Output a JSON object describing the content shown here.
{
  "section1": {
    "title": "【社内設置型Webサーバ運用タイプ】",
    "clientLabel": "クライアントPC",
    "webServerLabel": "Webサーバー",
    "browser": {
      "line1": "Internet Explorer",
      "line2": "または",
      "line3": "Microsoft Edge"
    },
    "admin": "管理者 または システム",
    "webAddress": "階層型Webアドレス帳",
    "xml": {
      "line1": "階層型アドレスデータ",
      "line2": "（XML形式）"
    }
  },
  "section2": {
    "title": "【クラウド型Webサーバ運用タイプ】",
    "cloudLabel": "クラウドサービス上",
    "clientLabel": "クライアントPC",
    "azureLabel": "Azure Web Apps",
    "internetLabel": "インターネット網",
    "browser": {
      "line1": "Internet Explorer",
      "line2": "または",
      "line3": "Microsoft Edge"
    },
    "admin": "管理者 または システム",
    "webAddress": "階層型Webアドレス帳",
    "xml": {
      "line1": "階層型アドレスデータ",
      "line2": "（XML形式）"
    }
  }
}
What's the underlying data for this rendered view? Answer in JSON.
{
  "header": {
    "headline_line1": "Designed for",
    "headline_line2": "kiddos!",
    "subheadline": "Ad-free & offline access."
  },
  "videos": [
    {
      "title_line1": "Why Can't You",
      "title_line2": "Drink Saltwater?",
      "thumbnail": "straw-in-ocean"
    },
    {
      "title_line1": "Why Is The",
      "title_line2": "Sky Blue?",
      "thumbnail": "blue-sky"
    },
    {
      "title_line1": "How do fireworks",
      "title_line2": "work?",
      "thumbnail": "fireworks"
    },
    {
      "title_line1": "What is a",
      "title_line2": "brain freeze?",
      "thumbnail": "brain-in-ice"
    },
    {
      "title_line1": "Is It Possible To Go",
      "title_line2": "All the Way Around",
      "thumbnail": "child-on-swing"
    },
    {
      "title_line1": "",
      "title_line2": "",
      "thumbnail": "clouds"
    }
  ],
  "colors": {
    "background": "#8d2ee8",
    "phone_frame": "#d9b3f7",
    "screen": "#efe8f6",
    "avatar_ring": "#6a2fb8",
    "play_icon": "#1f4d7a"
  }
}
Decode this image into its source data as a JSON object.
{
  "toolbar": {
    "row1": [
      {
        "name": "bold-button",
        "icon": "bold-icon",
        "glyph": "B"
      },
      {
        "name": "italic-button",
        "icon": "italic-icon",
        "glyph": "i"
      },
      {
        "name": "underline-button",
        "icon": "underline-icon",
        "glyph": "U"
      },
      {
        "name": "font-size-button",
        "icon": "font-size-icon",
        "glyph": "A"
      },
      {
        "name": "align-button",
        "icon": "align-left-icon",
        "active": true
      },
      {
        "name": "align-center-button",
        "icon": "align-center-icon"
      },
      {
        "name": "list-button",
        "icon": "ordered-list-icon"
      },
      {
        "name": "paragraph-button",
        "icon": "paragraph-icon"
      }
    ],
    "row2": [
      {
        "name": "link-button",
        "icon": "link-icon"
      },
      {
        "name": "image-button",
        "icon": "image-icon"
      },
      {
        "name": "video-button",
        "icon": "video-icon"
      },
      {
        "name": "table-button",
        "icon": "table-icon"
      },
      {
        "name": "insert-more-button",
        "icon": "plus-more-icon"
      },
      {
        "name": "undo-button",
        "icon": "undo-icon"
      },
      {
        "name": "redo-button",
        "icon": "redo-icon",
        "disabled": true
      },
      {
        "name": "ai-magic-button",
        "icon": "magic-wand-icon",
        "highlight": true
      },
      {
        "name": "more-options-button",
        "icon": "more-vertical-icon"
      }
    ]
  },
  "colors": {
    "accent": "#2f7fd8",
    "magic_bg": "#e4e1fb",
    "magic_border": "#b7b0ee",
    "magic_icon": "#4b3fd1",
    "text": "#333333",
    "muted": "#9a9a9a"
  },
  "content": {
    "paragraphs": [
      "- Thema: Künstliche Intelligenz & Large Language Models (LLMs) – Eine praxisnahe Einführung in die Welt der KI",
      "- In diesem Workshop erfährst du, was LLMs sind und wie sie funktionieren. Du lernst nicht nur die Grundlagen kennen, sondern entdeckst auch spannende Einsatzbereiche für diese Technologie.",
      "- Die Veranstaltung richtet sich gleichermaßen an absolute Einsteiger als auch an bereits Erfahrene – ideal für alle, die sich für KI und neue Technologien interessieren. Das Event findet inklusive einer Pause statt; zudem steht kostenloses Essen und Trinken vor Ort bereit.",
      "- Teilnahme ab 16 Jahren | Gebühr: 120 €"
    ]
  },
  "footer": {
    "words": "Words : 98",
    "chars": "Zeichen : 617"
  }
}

- [EXERCISE GOAL]: Extract every line above exactly as it stands.

- [TASK ANSWER]:
Output a JSON object describing the content shown here.
{
  "section1": {
    "title": "【社内設置型Webサーバ運用タイプ】",
    "clientLabel": "クライアントPC",
    "webServerLabel": "Webサーバー",
    "browser": {
      "line1": "Internet Explorer",
      "line2": "または",
      "line3": "Microsoft Edge"
    },
    "admin": "管理者 または システム",
    "webAddress": "階層型Webアドレス帳",
    "xml": {
      "line1": "階層型アドレスデータ",
      "line2": "（XML形式）"
    }
  },
  "section2": {
    "title": "【クラウド型Webサーバ運用タイプ】",
    "cloudLabel": "クラウドサービス上",
    "clientLabel": "クライアントPC",
    "azureLabel": "Azure Web Apps",
    "internetLabel": "インターネット網",
    "browser": {
      "line1": "Internet Explorer",
      "line2": "または",
      "line3": "Microsoft Edge"
    },
    "admin": "管理者 または システム",
    "webAddress": "階層型Webアドレス帳",
    "xml": {
      "line1": "階層型アドレスデータ",
      "line2": "（XML形式）"
    }
  }
}
What's the underlying data for this rendered view? Answer in JSON.
{
  "header": {
    "headline_line1": "Designed for",
    "headline_line2": "kiddos!",
    "subheadline": "Ad-free & offline access."
  },
  "videos": [
    {
      "title_line1": "Why Can't You",
      "title_line2": "Drink Saltwater?",
      "thumbnail": "straw-in-ocean"
    },
    {
      "title_line1": "Why Is The",
      "title_line2": "Sky Blue?",
      "thumbnail": "blue-sky"
    },
    {
      "title_line1": "How do fireworks",
      "title_line2": "work?",
      "thumbnail": "fireworks"
    },
    {
      "title_line1": "What is a",
      "title_line2": "brain freeze?",
      "thumbnail": "brain-in-ice"
    },
    {
      "title_line1": "Is It Possible To Go",
      "title_line2": "All the Way Around",
      "thumbnail": "child-on-swing"
    },
    {
      "title_line1": "",
      "title_line2": "",
      "thumbnail": "clouds"
    }
  ],
  "colors": {
    "background": "#8d2ee8",
    "phone_frame": "#d9b3f7",
    "screen": "#efe8f6",
    "avatar_ring": "#6a2fb8",
    "play_icon": "#1f4d7a"
  }
}
Decode this image into its source data as a JSON object.
{
  "toolbar": {
    "row1": [
      {
        "name": "bold-button",
        "icon": "bold-icon",
        "glyph": "B"
      },
      {
        "name": "italic-button",
        "icon": "italic-icon",
        "glyph": "i"
      },
      {
        "name": "underline-button",
        "icon": "underline-icon",
        "glyph": "U"
      },
      {
        "name": "font-size-button",
        "icon": "font-size-icon",
        "glyph": "A"
      },
      {
        "name": "align-button",
        "icon": "align-left-icon",
        "active": true
      },
      {
        "name": "align-center-button",
        "icon": "align-center-icon"
      },
      {
        "name": "list-button",
        "icon": "ordered-list-icon"
      },
      {
        "name": "paragraph-button",
        "icon": "paragraph-icon"
      }
    ],
    "row2": [
      {
        "name": "link-button",
        "icon": "link-icon"
      },
      {
        "name": "image-button",
        "icon": "image-icon"
      },
      {
        "name": "video-button",
        "icon": "video-icon"
      },
      {
        "name": "table-button",
        "icon": "table-icon"
      },
      {
        "name": "insert-more-button",
        "icon": "plus-more-icon"
      },
      {
        "name": "undo-button",
        "icon": "undo-icon"
      },
      {
        "name": "redo-button",
        "icon": "redo-icon",
        "disabled": true
      },
      {
        "name": "ai-magic-button",
        "icon": "magic-wand-icon",
        "highlight": true
      },
      {
        "name": "more-options-button",
        "icon": "more-vertical-icon"
      }
    ]
  },
  "colors": {
    "accent": "#2f7fd8",
    "magic_bg": "#e4e1fb",
    "magic_border": "#b7b0ee",
    "magic_icon": "#4b3fd1",
    "text": "#333333",
    "muted": "#9a9a9a"
  },
  "content": {
    "paragraphs": [
      "- Thema: Künstliche Intelligenz & Large Language Models (LLMs) – Eine praxisnahe Einführung in die Welt der KI",
      "- In diesem Workshop erfährst du, was LLMs sind und wie sie funktionieren. Du lernst nicht nur die Grundlagen kennen, sondern entdeckst auch spannende Einsatzbereiche für diese Technologie.",
      "- Die Veranstaltung richtet sich gleichermaßen an absolute Einsteiger als auch an bereits Erfahrene – ideal für alle, die sich für KI und neue Technologien interessieren. Das Event findet inklusive einer Pause statt; zudem steht kostenloses Essen und Trinken vor Ort bereit.",
      "- Teilnahme ab 16 Jahren | Gebühr: 120 €"
    ]
  },
  "footer": {
    "words": "Words : 98",
    "chars": "Zeichen : 617"
  }
}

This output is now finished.